(Dataset records)
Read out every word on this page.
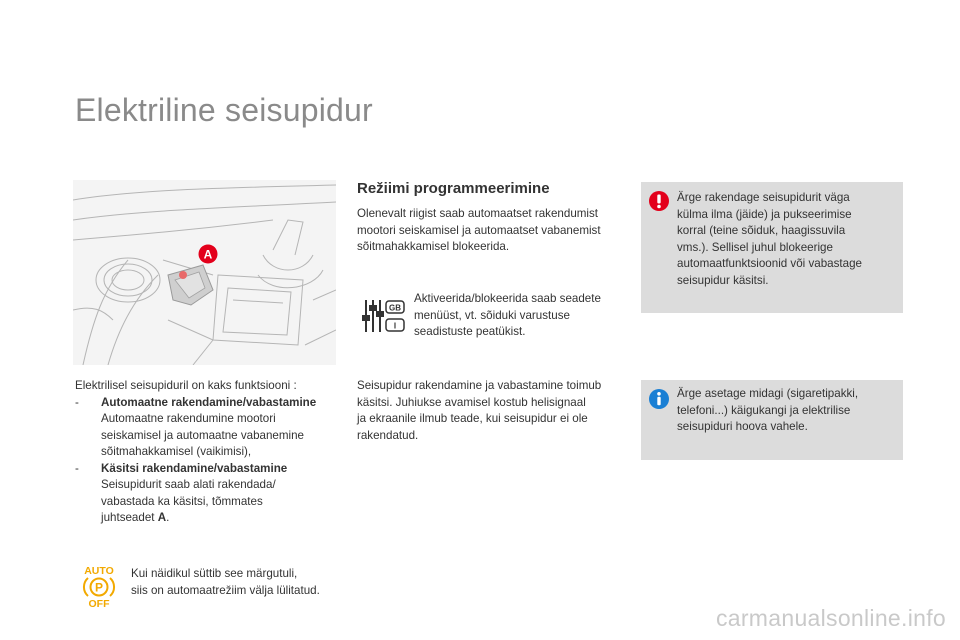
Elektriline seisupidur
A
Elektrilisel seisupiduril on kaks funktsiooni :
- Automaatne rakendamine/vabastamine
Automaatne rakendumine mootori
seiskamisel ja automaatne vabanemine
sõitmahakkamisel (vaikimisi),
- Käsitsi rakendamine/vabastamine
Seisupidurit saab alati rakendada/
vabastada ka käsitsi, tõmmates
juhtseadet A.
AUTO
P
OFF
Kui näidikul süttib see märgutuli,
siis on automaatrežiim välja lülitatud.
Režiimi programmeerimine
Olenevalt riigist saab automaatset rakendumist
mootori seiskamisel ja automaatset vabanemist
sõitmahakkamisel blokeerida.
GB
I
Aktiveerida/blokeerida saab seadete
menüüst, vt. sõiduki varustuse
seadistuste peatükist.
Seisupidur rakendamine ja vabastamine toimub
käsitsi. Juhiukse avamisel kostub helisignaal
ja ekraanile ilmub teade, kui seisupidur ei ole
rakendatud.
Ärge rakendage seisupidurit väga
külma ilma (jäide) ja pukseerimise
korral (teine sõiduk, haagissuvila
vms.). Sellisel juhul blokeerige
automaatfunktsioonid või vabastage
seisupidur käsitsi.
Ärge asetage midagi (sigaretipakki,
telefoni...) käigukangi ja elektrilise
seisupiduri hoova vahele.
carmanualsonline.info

---

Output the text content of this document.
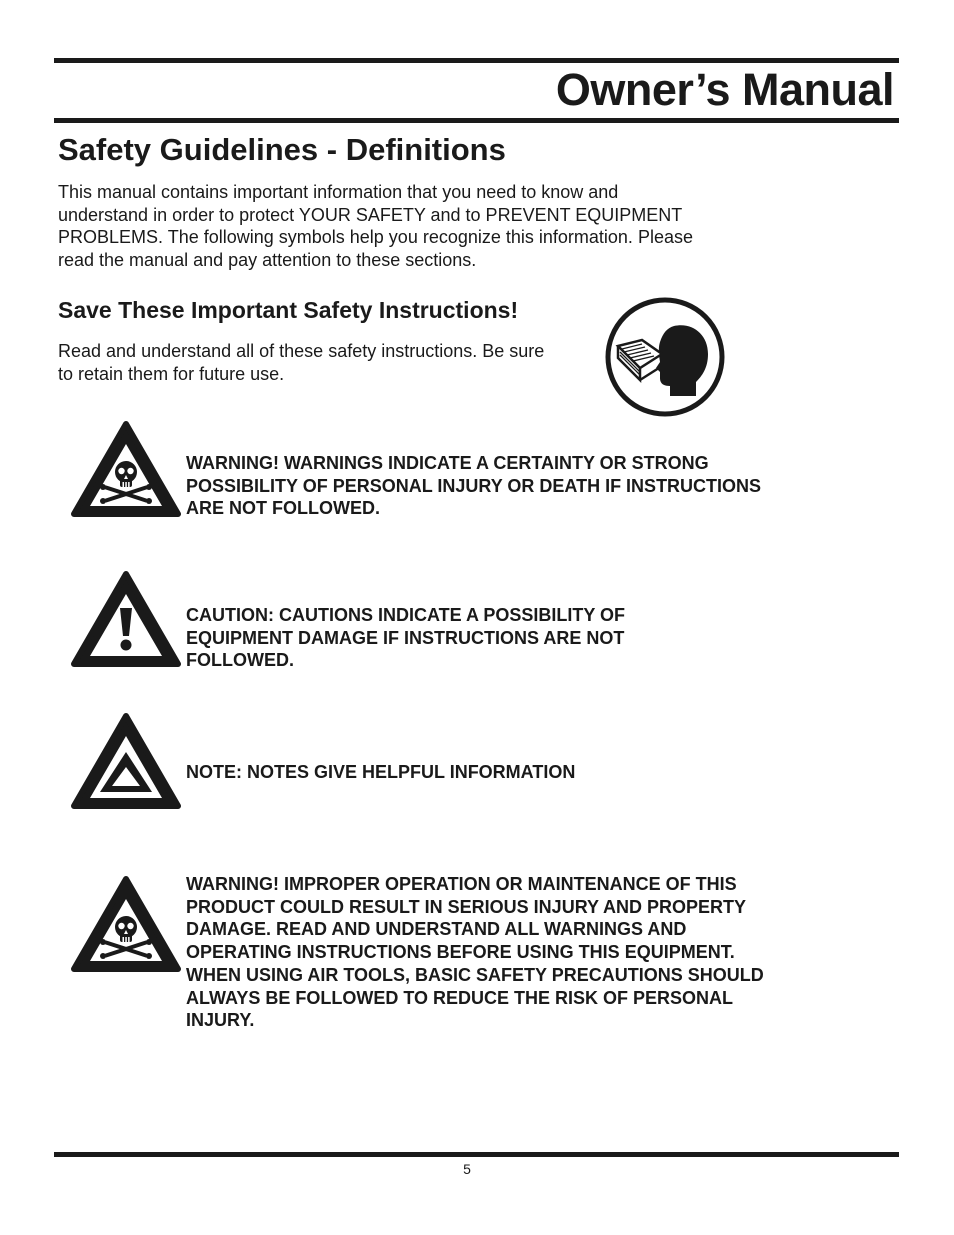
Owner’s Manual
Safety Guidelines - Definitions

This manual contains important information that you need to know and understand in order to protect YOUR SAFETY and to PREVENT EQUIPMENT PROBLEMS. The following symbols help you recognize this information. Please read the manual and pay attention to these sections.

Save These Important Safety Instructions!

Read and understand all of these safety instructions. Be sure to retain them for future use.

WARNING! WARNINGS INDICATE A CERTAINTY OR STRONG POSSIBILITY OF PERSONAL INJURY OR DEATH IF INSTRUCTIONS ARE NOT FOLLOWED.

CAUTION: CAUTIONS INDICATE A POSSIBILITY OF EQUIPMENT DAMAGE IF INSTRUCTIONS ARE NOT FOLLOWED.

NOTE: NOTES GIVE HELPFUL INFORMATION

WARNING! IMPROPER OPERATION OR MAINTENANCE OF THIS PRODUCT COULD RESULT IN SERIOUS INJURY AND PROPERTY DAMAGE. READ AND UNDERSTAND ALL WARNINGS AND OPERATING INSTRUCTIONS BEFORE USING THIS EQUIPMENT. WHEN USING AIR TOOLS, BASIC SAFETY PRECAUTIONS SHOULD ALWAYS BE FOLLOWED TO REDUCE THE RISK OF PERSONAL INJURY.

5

* * *

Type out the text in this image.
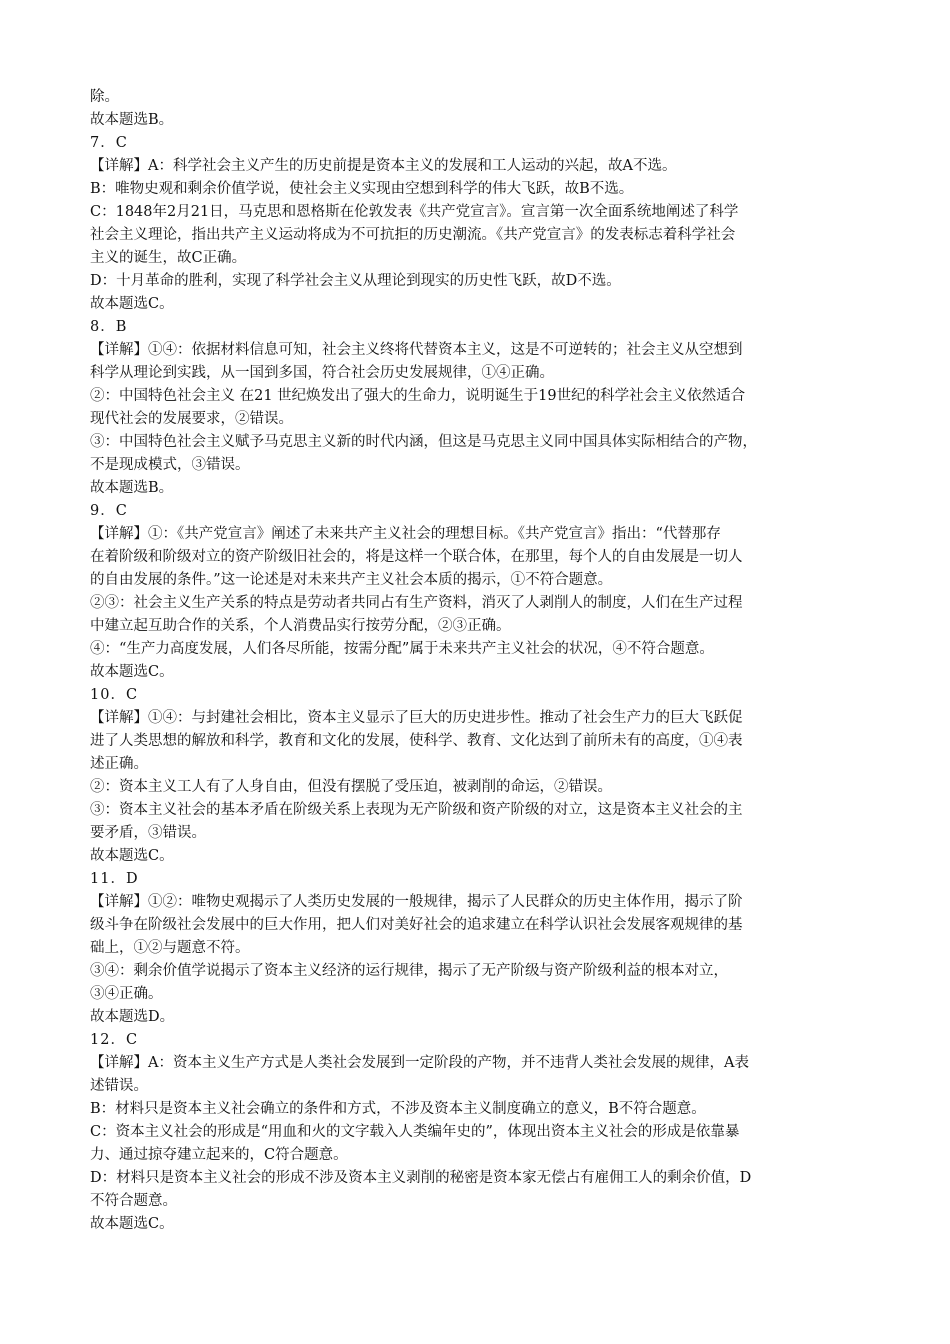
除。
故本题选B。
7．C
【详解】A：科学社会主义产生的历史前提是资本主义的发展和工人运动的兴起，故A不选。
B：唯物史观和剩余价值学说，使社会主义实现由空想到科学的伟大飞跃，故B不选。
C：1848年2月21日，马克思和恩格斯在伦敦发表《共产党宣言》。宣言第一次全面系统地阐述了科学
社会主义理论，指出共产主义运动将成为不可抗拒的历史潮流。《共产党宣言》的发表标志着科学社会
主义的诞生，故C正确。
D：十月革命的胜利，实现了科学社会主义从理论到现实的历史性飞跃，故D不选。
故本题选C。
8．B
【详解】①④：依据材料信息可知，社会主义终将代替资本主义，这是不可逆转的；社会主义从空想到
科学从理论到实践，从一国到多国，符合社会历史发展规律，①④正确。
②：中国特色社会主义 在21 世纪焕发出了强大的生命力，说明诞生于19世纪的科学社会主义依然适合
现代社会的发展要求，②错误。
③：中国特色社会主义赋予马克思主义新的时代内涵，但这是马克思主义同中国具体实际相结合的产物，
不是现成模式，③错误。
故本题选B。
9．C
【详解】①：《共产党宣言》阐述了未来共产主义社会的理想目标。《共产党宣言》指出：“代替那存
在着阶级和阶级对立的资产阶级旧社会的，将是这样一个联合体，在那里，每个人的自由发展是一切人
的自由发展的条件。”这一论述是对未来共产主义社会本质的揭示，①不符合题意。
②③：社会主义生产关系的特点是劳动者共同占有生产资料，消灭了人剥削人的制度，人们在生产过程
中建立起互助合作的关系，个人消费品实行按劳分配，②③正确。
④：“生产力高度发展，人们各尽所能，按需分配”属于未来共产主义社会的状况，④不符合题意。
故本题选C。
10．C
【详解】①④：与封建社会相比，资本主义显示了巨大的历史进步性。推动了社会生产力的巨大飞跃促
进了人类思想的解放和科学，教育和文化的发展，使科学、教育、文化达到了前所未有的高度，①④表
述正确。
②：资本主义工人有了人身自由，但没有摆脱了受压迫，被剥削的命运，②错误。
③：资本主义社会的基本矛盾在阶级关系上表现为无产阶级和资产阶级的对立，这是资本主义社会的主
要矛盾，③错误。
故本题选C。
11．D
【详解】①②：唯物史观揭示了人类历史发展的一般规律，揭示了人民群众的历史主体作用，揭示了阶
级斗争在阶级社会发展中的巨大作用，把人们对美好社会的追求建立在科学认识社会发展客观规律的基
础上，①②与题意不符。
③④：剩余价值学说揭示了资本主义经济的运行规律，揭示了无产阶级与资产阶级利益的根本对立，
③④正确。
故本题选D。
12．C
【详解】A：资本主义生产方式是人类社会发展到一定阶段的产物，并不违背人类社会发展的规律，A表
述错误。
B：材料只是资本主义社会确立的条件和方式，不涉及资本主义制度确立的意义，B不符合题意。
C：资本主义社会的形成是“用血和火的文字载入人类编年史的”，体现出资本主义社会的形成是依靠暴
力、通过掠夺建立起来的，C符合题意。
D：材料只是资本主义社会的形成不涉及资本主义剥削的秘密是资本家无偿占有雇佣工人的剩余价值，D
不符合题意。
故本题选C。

# WHAT IS NEEDED
Gather each line from the listing above that holds "INDICATE".

# EXERCISE RESULT
WARNING! WARNINGS INDICATE A CERTAINTY OR STRONG POSSIBILITY OF PERSONAL INJURY OR DEATH IF INSTRUCTIONS ARE NOT FOLLOWED.
CAUTION: CAUTIONS INDICATE A POSSIBILITY OF EQUIPMENT DAMAGE IF INSTRUCTIONS ARE NOT FOLLOWED.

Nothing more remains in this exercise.